DIRECTION: Take the material and output all of it exactly.

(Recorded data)
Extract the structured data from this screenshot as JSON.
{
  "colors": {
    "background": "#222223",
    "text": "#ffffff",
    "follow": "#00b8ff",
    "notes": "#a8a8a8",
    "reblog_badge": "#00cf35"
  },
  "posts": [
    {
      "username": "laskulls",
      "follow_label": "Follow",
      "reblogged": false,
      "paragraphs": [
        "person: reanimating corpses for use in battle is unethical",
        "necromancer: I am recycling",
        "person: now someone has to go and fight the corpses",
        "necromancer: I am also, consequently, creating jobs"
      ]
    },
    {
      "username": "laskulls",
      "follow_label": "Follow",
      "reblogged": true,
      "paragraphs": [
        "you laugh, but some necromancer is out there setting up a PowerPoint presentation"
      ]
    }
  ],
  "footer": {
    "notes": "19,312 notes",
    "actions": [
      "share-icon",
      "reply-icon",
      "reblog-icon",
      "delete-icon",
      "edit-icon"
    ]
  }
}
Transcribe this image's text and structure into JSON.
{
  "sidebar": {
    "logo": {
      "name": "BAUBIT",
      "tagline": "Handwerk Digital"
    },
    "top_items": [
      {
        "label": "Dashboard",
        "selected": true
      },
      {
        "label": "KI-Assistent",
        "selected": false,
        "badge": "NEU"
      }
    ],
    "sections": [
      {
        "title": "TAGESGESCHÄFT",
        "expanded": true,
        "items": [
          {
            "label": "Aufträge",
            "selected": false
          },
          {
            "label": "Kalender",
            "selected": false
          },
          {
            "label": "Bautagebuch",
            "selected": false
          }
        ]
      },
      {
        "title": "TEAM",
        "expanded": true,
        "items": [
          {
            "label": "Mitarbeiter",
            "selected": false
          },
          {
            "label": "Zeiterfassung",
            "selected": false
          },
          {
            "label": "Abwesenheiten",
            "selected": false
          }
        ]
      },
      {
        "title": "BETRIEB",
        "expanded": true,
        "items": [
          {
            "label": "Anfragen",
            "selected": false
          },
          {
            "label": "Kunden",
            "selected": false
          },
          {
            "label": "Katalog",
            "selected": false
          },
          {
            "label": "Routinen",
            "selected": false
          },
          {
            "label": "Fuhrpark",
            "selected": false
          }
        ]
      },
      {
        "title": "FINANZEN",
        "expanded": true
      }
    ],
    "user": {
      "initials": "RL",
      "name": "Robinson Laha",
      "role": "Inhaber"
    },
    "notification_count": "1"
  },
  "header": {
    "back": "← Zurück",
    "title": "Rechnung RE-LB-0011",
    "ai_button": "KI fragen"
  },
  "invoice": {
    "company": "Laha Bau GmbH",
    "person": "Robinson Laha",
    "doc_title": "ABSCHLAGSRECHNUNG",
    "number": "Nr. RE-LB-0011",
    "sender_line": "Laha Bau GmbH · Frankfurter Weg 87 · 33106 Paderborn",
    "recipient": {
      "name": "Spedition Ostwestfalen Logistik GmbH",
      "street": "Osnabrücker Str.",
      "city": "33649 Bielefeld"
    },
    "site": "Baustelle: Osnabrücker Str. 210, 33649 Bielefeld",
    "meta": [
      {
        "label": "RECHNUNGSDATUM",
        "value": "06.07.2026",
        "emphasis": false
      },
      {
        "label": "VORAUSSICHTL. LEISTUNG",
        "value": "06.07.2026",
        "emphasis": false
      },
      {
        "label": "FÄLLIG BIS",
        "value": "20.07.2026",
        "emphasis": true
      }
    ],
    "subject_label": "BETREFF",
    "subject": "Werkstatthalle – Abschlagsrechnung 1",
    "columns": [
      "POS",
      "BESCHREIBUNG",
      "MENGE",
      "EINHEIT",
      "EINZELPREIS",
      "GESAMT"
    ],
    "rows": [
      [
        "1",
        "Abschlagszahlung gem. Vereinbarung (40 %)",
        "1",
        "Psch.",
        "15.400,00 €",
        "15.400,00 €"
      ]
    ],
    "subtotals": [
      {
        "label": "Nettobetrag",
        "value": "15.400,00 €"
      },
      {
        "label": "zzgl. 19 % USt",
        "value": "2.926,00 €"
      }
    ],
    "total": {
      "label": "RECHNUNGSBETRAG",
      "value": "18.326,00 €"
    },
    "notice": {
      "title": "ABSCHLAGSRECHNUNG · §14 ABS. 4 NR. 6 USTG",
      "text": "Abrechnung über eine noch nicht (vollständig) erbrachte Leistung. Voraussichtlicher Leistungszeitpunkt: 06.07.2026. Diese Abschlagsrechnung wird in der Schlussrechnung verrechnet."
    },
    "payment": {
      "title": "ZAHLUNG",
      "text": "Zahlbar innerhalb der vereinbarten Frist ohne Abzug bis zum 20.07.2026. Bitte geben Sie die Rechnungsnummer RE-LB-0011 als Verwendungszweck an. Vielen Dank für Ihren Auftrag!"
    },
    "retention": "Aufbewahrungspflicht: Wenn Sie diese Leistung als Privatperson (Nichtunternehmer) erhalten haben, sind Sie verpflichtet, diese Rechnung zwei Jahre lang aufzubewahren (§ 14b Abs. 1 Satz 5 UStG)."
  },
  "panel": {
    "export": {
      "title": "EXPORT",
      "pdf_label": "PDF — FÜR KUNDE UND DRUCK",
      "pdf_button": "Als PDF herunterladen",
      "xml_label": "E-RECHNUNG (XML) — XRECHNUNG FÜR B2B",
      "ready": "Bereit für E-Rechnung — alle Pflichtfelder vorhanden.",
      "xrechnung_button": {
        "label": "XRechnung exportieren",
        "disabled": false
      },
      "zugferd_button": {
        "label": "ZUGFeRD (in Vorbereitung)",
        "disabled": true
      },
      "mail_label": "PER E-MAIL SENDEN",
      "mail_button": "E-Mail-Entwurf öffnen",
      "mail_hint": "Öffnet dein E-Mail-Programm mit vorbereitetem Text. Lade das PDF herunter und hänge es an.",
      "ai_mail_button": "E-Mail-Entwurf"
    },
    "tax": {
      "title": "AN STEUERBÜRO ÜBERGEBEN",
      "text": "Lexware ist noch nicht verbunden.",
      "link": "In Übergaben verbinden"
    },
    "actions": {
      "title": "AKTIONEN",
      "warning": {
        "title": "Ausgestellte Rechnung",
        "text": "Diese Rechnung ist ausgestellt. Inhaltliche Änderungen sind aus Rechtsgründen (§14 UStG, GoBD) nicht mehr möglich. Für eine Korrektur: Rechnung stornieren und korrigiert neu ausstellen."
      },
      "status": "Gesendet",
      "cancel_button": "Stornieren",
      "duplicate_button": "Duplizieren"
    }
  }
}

FULL RESPONSE:
Extract the structured data from this screenshot as JSON.
{
  "colors": {
    "background": "#222223",
    "text": "#ffffff",
    "follow": "#00b8ff",
    "notes": "#a8a8a8",
    "reblog_badge": "#00cf35"
  },
  "posts": [
    {
      "username": "laskulls",
      "follow_label": "Follow",
      "reblogged": false,
      "paragraphs": [
        "person: reanimating corpses for use in battle is unethical",
        "necromancer: I am recycling",
        "person: now someone has to go and fight the corpses",
        "necromancer: I am also, consequently, creating jobs"
      ]
    },
    {
      "username": "laskulls",
      "follow_label": "Follow",
      "reblogged": true,
      "paragraphs": [
        "you laugh, but some necromancer is out there setting up a PowerPoint presentation"
      ]
    }
  ],
  "footer": {
    "notes": "19,312 notes",
    "actions": [
      "share-icon",
      "reply-icon",
      "reblog-icon",
      "delete-icon",
      "edit-icon"
    ]
  }
}
Transcribe this image's text and structure into JSON.
{
  "sidebar": {
    "logo": {
      "name": "BAUBIT",
      "tagline": "Handwerk Digital"
    },
    "top_items": [
      {
        "label": "Dashboard",
        "selected": true
      },
      {
        "label": "KI-Assistent",
        "selected": false,
        "badge": "NEU"
      }
    ],
    "sections": [
      {
        "title": "TAGESGESCHÄFT",
        "expanded": true,
        "items": [
          {
            "label": "Aufträge",
            "selected": false
          },
          {
            "label": "Kalender",
            "selected": false
          },
          {
            "label": "Bautagebuch",
            "selected": false
          }
        ]
      },
      {
        "title": "TEAM",
        "expanded": true,
        "items": [
          {
            "label": "Mitarbeiter",
            "selected": false
          },
          {
            "label": "Zeiterfassung",
            "selected": false
          },
          {
            "label": "Abwesenheiten",
            "selected": false
          }
        ]
      },
      {
        "title": "BETRIEB",
        "expanded": true,
        "items": [
          {
            "label": "Anfragen",
            "selected": false
          },
          {
            "label": "Kunden",
            "selected": false
          },
          {
            "label": "Katalog",
            "selected": false
          },
          {
            "label": "Routinen",
            "selected": false
          },
          {
            "label": "Fuhrpark",
            "selected": false
          }
        ]
      },
      {
        "title": "FINANZEN",
        "expanded": true
      }
    ],
    "user": {
      "initials": "RL",
      "name": "Robinson Laha",
      "role": "Inhaber"
    },
    "notification_count": "1"
  },
  "header": {
    "back": "← Zurück",
    "title": "Rechnung RE-LB-0011",
    "ai_button": "KI fragen"
  },
  "invoice": {
    "company": "Laha Bau GmbH",
    "person": "Robinson Laha",
    "doc_title": "ABSCHLAGSRECHNUNG",
    "number": "Nr. RE-LB-0011",
    "sender_line": "Laha Bau GmbH · Frankfurter Weg 87 · 33106 Paderborn",
    "recipient": {
      "name": "Spedition Ostwestfalen Logistik GmbH",
      "street": "Osnabrücker Str.",
      "city": "33649 Bielefeld"
    },
    "site": "Baustelle: Osnabrücker Str. 210, 33649 Bielefeld",
    "meta": [
      {
        "label": "RECHNUNGSDATUM",
        "value": "06.07.2026",
        "emphasis": false
      },
      {
        "label": "VORAUSSICHTL. LEISTUNG",
        "value": "06.07.2026",
        "emphasis": false
      },
      {
        "label": "FÄLLIG BIS",
        "value": "20.07.2026",
        "emphasis": true
      }
    ],
    "subject_label": "BETREFF",
    "subject": "Werkstatthalle – Abschlagsrechnung 1",
    "columns": [
      "POS",
      "BESCHREIBUNG",
      "MENGE",
      "EINHEIT",
      "EINZELPREIS",
      "GESAMT"
    ],
    "rows": [
      [
        "1",
        "Abschlagszahlung gem. Vereinbarung (40 %)",
        "1",
        "Psch.",
        "15.400,00 €",
        "15.400,00 €"
      ]
    ],
    "subtotals": [
      {
        "label": "Nettobetrag",
        "value": "15.400,00 €"
      },
      {
        "label": "zzgl. 19 % USt",
        "value": "2.926,00 €"
      }
    ],
    "total": {
      "label": "RECHNUNGSBETRAG",
      "value": "18.326,00 €"
    },
    "notice": {
      "title": "ABSCHLAGSRECHNUNG · §14 ABS. 4 NR. 6 USTG",
      "text": "Abrechnung über eine noch nicht (vollständig) erbrachte Leistung. Voraussichtlicher Leistungszeitpunkt: 06.07.2026. Diese Abschlagsrechnung wird in der Schlussrechnung verrechnet."
    },
    "payment": {
      "title": "ZAHLUNG",
      "text": "Zahlbar innerhalb der vereinbarten Frist ohne Abzug bis zum 20.07.2026. Bitte geben Sie die Rechnungsnummer RE-LB-0011 als Verwendungszweck an. Vielen Dank für Ihren Auftrag!"
    },
    "retention": "Aufbewahrungspflicht: Wenn Sie diese Leistung als Privatperson (Nichtunternehmer) erhalten haben, sind Sie verpflichtet, diese Rechnung zwei Jahre lang aufzubewahren (§ 14b Abs. 1 Satz 5 UStG)."
  },
  "panel": {
    "export": {
      "title": "EXPORT",
      "pdf_label": "PDF — FÜR KUNDE UND DRUCK",
      "pdf_button": "Als PDF herunterladen",
      "xml_label": "E-RECHNUNG (XML) — XRECHNUNG FÜR B2B",
      "ready": "Bereit für E-Rechnung — alle Pflichtfelder vorhanden.",
      "xrechnung_button": {
        "label": "XRechnung exportieren",
        "disabled": false
      },
      "zugferd_button": {
        "label": "ZUGFeRD (in Vorbereitung)",
        "disabled": true
      },
      "mail_label": "PER E-MAIL SENDEN",
      "mail_button": "E-Mail-Entwurf öffnen",
      "mail_hint": "Öffnet dein E-Mail-Programm mit vorbereitetem Text. Lade das PDF herunter und hänge es an.",
      "ai_mail_button": "E-Mail-Entwurf"
    },
    "tax": {
      "title": "AN STEUERBÜRO ÜBERGEBEN",
      "text": "Lexware ist noch nicht verbunden.",
      "link": "In Übergaben verbinden"
    },
    "actions": {
      "title": "AKTIONEN",
      "warning": {
        "title": "Ausgestellte Rechnung",
        "text": "Diese Rechnung ist ausgestellt. Inhaltliche Änderungen sind aus Rechtsgründen (§14 UStG, GoBD) nicht mehr möglich. Für eine Korrektur: Rechnung stornieren und korrigiert neu ausstellen."
      },
      "status": "Gesendet",
      "cancel_button": "Stornieren",
      "duplicate_button": "Duplizieren"
    }
  }
}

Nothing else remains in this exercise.